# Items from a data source
※ ※ ※

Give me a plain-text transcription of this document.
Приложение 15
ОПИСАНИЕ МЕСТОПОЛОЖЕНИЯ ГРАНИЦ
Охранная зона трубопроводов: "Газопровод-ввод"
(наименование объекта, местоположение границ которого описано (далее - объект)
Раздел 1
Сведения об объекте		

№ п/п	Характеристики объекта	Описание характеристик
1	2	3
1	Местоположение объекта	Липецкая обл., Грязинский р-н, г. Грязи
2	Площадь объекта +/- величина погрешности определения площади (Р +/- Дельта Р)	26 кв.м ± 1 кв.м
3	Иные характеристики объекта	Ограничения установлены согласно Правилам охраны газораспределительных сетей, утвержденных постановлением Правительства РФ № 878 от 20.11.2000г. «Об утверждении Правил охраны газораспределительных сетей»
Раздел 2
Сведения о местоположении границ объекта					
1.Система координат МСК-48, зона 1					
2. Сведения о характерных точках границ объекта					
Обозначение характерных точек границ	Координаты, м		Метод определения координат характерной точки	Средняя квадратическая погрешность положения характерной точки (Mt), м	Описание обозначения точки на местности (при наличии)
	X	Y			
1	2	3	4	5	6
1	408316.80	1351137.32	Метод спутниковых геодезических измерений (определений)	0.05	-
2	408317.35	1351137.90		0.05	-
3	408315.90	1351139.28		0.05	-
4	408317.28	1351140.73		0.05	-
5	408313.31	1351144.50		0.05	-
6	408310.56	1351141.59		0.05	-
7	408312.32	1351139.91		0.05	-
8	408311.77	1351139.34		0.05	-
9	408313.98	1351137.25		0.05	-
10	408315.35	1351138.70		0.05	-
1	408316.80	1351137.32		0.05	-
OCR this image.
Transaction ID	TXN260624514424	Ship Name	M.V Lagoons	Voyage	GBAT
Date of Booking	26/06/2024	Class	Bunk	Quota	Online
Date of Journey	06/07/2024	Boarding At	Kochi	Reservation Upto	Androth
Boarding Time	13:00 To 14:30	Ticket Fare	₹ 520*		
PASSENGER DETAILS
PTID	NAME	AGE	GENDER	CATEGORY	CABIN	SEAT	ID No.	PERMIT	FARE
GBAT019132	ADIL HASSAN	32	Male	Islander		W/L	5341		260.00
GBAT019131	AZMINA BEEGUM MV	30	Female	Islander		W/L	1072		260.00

※ ※ ※

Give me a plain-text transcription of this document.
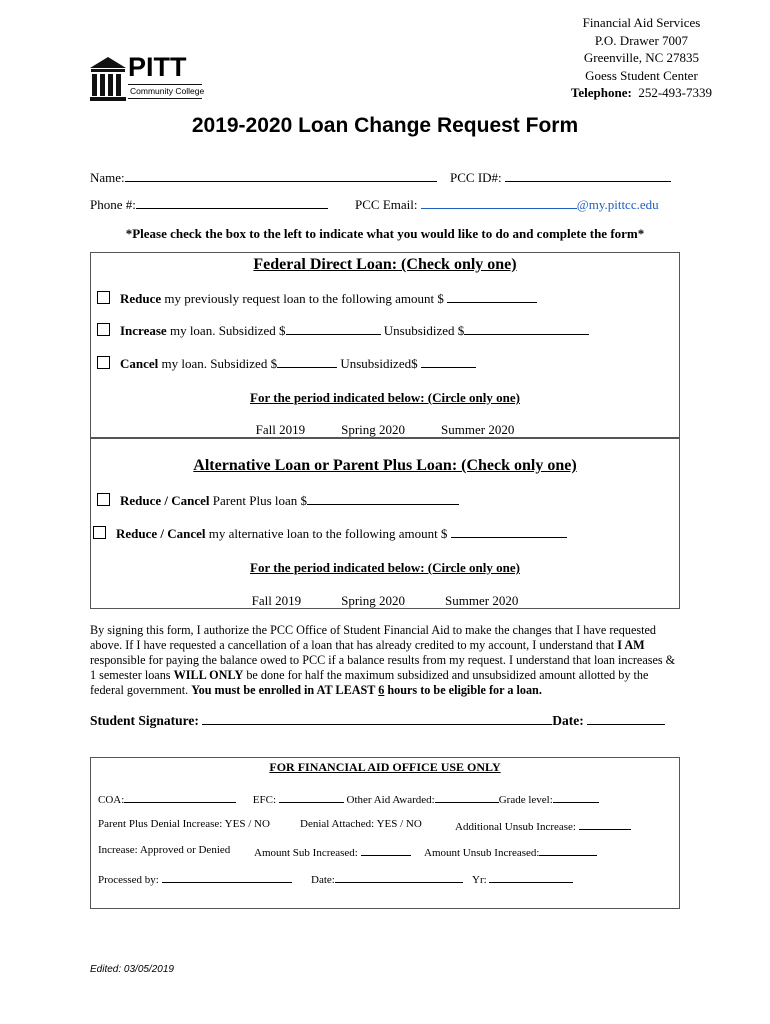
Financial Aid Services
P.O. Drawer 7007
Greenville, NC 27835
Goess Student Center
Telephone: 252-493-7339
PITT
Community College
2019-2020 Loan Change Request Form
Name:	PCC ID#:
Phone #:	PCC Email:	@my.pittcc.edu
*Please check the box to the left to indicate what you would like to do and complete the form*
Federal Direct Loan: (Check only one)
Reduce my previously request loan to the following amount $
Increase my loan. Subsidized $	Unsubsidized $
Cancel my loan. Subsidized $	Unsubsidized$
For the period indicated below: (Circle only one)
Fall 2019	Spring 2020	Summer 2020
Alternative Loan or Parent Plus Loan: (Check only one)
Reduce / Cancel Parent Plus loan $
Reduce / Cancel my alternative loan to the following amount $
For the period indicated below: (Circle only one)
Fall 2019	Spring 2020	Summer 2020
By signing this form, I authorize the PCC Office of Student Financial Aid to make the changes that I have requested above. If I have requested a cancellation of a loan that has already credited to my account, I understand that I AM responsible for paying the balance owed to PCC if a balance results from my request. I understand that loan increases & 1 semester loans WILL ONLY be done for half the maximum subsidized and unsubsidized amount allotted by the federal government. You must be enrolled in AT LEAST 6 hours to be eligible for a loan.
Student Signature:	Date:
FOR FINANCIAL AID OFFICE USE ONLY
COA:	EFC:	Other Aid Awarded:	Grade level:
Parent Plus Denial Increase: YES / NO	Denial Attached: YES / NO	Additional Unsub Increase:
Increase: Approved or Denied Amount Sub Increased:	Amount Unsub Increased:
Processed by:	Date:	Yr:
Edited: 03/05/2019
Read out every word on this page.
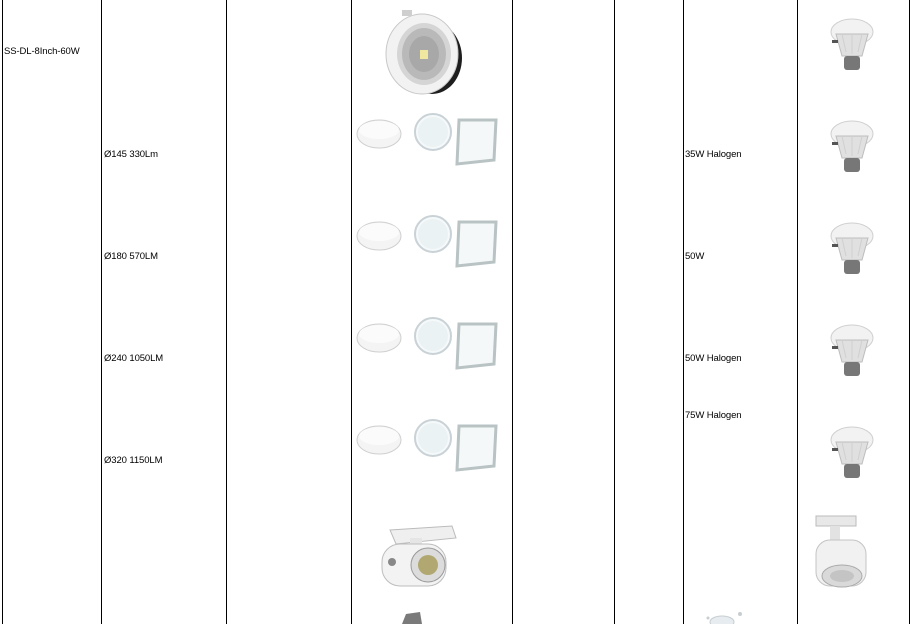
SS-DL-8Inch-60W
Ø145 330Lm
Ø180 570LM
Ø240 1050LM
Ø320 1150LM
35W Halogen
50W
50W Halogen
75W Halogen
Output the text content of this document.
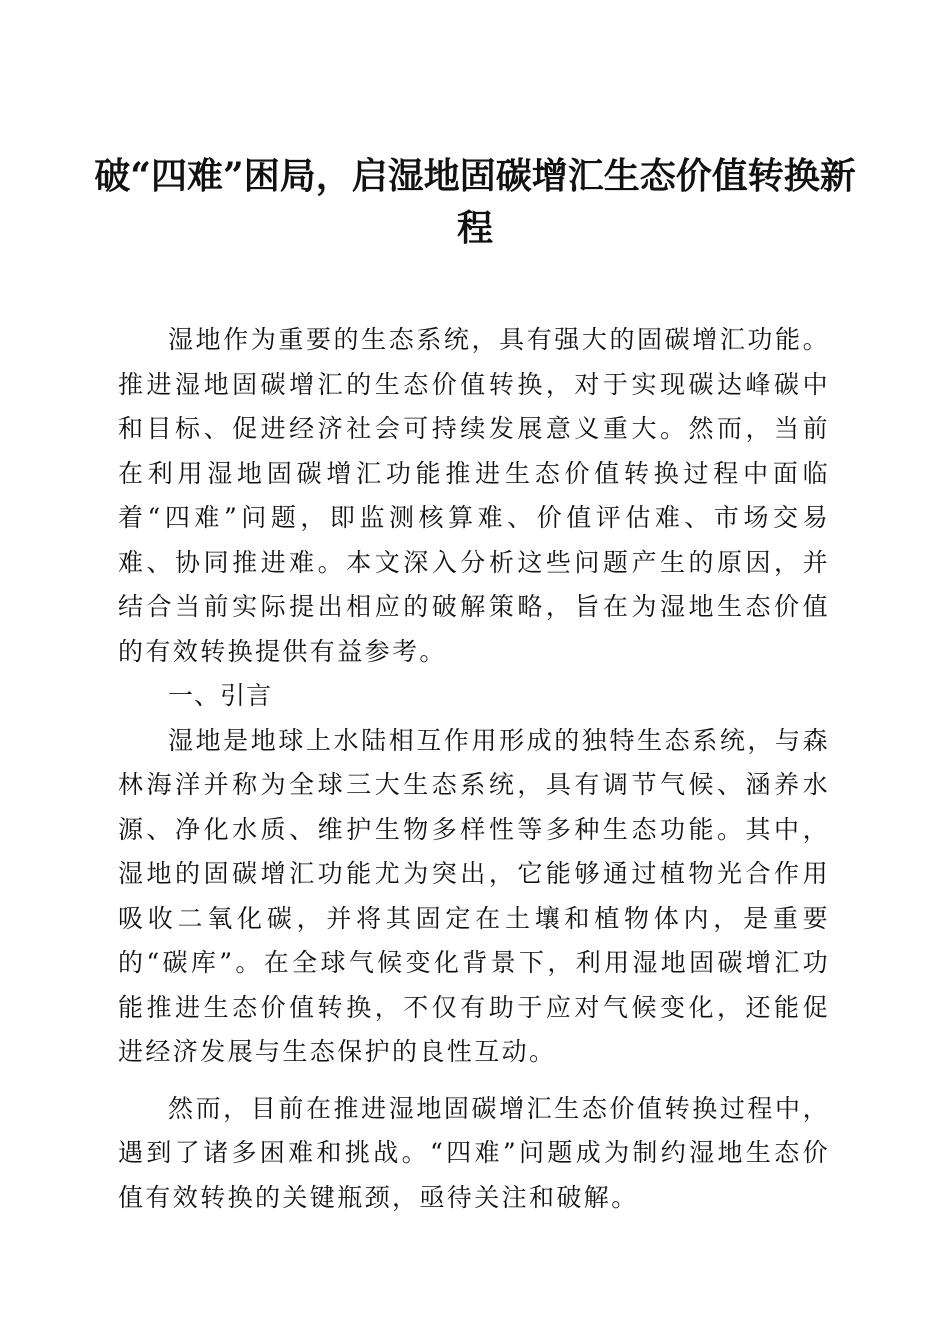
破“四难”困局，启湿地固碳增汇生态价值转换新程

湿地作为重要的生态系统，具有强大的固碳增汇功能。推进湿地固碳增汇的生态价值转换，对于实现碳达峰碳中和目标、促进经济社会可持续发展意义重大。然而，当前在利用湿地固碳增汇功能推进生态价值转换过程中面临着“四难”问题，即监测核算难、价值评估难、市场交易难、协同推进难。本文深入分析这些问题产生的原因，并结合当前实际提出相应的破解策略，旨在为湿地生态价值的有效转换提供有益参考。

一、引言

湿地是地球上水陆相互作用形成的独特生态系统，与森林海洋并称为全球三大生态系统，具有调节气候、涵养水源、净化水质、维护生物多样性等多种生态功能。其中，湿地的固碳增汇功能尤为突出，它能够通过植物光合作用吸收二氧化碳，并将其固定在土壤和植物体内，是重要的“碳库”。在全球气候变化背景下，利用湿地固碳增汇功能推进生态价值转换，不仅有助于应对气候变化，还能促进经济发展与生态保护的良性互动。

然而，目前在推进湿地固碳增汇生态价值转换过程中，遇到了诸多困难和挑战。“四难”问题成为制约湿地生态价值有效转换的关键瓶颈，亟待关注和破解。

※ ※ ※

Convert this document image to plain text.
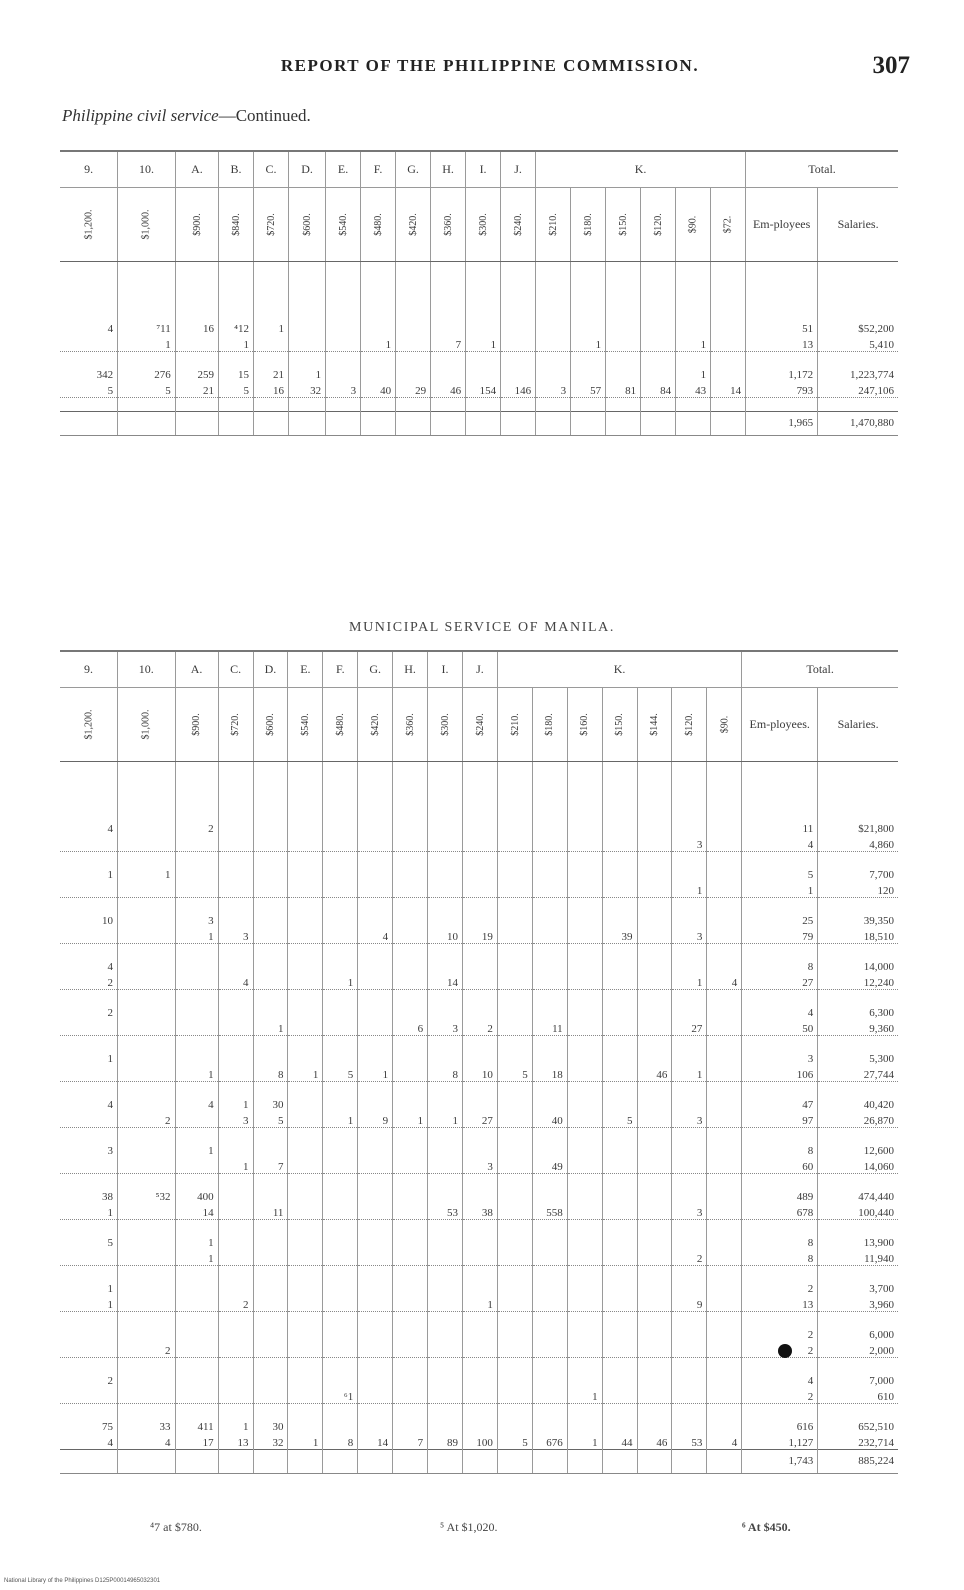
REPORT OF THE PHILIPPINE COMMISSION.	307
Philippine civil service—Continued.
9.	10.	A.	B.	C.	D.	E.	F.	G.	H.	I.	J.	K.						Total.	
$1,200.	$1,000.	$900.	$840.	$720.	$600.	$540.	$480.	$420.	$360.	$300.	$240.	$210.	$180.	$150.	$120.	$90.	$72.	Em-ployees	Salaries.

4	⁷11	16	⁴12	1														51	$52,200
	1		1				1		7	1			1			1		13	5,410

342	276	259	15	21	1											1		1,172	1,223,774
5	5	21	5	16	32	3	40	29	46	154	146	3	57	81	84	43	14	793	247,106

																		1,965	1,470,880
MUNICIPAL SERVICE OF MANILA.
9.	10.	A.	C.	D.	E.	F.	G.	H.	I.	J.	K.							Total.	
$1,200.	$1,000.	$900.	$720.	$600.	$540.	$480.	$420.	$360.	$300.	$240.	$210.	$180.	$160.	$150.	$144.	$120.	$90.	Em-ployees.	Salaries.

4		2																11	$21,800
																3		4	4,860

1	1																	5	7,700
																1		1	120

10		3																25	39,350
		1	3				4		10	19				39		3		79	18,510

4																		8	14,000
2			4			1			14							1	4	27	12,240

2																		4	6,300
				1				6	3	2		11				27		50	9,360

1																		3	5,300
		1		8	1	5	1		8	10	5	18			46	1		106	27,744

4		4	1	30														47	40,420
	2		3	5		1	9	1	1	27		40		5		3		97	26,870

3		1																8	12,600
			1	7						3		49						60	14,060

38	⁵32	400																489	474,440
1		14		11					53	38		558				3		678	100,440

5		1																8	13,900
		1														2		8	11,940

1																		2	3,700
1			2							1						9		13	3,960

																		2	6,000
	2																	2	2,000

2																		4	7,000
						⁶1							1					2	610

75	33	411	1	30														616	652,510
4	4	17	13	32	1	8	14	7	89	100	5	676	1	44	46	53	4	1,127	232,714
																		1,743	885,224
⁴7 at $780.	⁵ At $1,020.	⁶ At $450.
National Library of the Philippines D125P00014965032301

※ ※ ※

# Directive
From the listing above, pick out every line containing "Plus".

# Worked solution
Alternative Loan or Parent Plus Loan: (Check only one)
Reduce / Cancel Parent Plus loan $
Parent Plus Denial Increase: YES / NO	Denial Attached: YES / NO	Additional Unsub Increase:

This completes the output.